[START OF Given data]
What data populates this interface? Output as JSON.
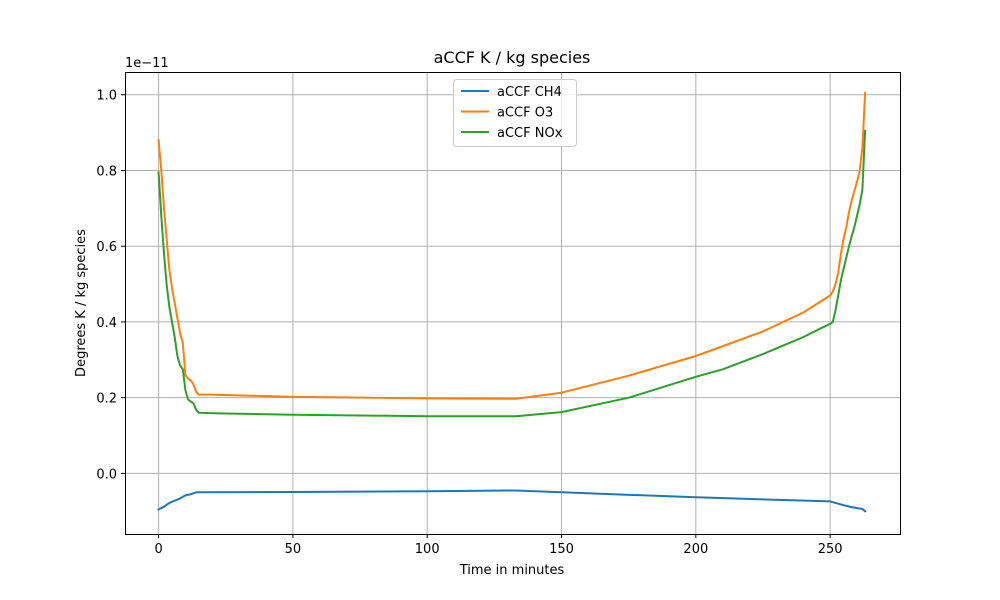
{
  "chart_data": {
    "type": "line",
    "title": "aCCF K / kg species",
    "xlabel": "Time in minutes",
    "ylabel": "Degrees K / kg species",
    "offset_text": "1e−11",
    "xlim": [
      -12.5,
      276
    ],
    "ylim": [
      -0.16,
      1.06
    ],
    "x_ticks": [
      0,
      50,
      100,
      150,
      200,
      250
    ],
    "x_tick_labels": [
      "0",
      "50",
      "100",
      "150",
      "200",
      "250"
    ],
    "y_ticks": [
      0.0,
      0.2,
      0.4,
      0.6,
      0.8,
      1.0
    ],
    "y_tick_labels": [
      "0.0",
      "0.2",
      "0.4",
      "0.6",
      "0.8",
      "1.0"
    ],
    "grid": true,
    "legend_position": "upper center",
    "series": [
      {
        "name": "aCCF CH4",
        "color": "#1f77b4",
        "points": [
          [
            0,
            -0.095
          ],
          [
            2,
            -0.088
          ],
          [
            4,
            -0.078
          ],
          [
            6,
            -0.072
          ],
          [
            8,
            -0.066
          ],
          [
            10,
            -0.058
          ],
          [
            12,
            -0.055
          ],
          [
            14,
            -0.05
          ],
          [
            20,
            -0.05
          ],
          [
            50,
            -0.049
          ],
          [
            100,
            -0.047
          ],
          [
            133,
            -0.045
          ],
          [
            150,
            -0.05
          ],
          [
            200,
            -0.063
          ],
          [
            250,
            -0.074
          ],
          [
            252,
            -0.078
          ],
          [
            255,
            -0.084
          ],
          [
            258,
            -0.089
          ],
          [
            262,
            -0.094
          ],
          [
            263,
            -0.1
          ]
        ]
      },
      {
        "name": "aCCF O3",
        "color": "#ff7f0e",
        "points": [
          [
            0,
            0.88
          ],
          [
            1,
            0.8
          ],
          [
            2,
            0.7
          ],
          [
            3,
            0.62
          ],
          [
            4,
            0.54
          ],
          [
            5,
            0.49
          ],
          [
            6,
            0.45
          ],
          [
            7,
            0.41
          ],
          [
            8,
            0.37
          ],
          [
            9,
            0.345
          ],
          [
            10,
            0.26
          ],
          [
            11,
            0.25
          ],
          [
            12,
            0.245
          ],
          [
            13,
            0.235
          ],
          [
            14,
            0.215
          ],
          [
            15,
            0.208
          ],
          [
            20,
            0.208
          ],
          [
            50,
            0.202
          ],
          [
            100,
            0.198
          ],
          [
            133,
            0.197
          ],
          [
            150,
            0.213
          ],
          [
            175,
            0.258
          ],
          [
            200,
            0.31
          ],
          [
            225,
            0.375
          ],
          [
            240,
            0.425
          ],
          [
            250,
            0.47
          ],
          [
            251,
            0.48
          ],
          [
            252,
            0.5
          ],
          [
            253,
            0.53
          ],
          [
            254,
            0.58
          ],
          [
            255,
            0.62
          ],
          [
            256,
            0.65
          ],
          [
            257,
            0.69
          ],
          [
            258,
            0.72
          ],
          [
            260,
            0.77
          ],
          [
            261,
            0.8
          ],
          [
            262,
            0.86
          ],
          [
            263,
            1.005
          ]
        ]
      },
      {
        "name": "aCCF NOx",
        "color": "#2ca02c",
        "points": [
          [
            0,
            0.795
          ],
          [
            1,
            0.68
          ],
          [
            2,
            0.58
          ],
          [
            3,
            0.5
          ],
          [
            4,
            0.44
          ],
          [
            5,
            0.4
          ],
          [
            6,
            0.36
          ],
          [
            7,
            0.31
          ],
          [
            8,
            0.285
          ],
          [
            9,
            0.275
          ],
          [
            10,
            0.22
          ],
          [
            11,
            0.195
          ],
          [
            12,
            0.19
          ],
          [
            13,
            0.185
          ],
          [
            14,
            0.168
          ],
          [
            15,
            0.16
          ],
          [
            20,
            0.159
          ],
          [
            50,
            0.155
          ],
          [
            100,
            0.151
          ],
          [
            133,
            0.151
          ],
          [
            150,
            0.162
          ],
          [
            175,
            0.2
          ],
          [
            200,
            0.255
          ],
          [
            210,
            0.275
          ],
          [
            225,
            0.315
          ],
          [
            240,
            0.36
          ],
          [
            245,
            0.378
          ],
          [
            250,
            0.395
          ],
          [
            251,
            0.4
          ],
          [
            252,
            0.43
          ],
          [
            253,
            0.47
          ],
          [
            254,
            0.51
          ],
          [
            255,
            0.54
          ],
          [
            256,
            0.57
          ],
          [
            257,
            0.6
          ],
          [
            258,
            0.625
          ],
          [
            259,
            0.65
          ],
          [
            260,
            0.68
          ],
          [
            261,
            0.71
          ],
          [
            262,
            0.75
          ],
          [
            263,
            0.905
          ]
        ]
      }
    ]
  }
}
[END OF Given data]
The exercise — Without the pictures, output the full listing exactly as it stands.

Answer below —
What data populates this interface? Output as JSON.
{
  "chart_data": {
    "type": "line",
    "title": "aCCF K / kg species",
    "xlabel": "Time in minutes",
    "ylabel": "Degrees K / kg species",
    "offset_text": "1e−11",
    "xlim": [
      -12.5,
      276
    ],
    "ylim": [
      -0.16,
      1.06
    ],
    "x_ticks": [
      0,
      50,
      100,
      150,
      200,
      250
    ],
    "x_tick_labels": [
      "0",
      "50",
      "100",
      "150",
      "200",
      "250"
    ],
    "y_ticks": [
      0.0,
      0.2,
      0.4,
      0.6,
      0.8,
      1.0
    ],
    "y_tick_labels": [
      "0.0",
      "0.2",
      "0.4",
      "0.6",
      "0.8",
      "1.0"
    ],
    "grid": true,
    "legend_position": "upper center",
    "series": [
      {
        "name": "aCCF CH4",
        "color": "#1f77b4",
        "points": [
          [
            0,
            -0.095
          ],
          [
            2,
            -0.088
          ],
          [
            4,
            -0.078
          ],
          [
            6,
            -0.072
          ],
          [
            8,
            -0.066
          ],
          [
            10,
            -0.058
          ],
          [
            12,
            -0.055
          ],
          [
            14,
            -0.05
          ],
          [
            20,
            -0.05
          ],
          [
            50,
            -0.049
          ],
          [
            100,
            -0.047
          ],
          [
            133,
            -0.045
          ],
          [
            150,
            -0.05
          ],
          [
            200,
            -0.063
          ],
          [
            250,
            -0.074
          ],
          [
            252,
            -0.078
          ],
          [
            255,
            -0.084
          ],
          [
            258,
            -0.089
          ],
          [
            262,
            -0.094
          ],
          [
            263,
            -0.1
          ]
        ]
      },
      {
        "name": "aCCF O3",
        "color": "#ff7f0e",
        "points": [
          [
            0,
            0.88
          ],
          [
            1,
            0.8
          ],
          [
            2,
            0.7
          ],
          [
            3,
            0.62
          ],
          [
            4,
            0.54
          ],
          [
            5,
            0.49
          ],
          [
            6,
            0.45
          ],
          [
            7,
            0.41
          ],
          [
            8,
            0.37
          ],
          [
            9,
            0.345
          ],
          [
            10,
            0.26
          ],
          [
            11,
            0.25
          ],
          [
            12,
            0.245
          ],
          [
            13,
            0.235
          ],
          [
            14,
            0.215
          ],
          [
            15,
            0.208
          ],
          [
            20,
            0.208
          ],
          [
            50,
            0.202
          ],
          [
            100,
            0.198
          ],
          [
            133,
            0.197
          ],
          [
            150,
            0.213
          ],
          [
            175,
            0.258
          ],
          [
            200,
            0.31
          ],
          [
            225,
            0.375
          ],
          [
            240,
            0.425
          ],
          [
            250,
            0.47
          ],
          [
            251,
            0.48
          ],
          [
            252,
            0.5
          ],
          [
            253,
            0.53
          ],
          [
            254,
            0.58
          ],
          [
            255,
            0.62
          ],
          [
            256,
            0.65
          ],
          [
            257,
            0.69
          ],
          [
            258,
            0.72
          ],
          [
            260,
            0.77
          ],
          [
            261,
            0.8
          ],
          [
            262,
            0.86
          ],
          [
            263,
            1.005
          ]
        ]
      },
      {
        "name": "aCCF NOx",
        "color": "#2ca02c",
        "points": [
          [
            0,
            0.795
          ],
          [
            1,
            0.68
          ],
          [
            2,
            0.58
          ],
          [
            3,
            0.5
          ],
          [
            4,
            0.44
          ],
          [
            5,
            0.4
          ],
          [
            6,
            0.36
          ],
          [
            7,
            0.31
          ],
          [
            8,
            0.285
          ],
          [
            9,
            0.275
          ],
          [
            10,
            0.22
          ],
          [
            11,
            0.195
          ],
          [
            12,
            0.19
          ],
          [
            13,
            0.185
          ],
          [
            14,
            0.168
          ],
          [
            15,
            0.16
          ],
          [
            20,
            0.159
          ],
          [
            50,
            0.155
          ],
          [
            100,
            0.151
          ],
          [
            133,
            0.151
          ],
          [
            150,
            0.162
          ],
          [
            175,
            0.2
          ],
          [
            200,
            0.255
          ],
          [
            210,
            0.275
          ],
          [
            225,
            0.315
          ],
          [
            240,
            0.36
          ],
          [
            245,
            0.378
          ],
          [
            250,
            0.395
          ],
          [
            251,
            0.4
          ],
          [
            252,
            0.43
          ],
          [
            253,
            0.47
          ],
          [
            254,
            0.51
          ],
          [
            255,
            0.54
          ],
          [
            256,
            0.57
          ],
          [
            257,
            0.6
          ],
          [
            258,
            0.625
          ],
          [
            259,
            0.65
          ],
          [
            260,
            0.68
          ],
          [
            261,
            0.71
          ],
          [
            262,
            0.75
          ],
          [
            263,
            0.905
          ]
        ]
      }
    ]
  }
}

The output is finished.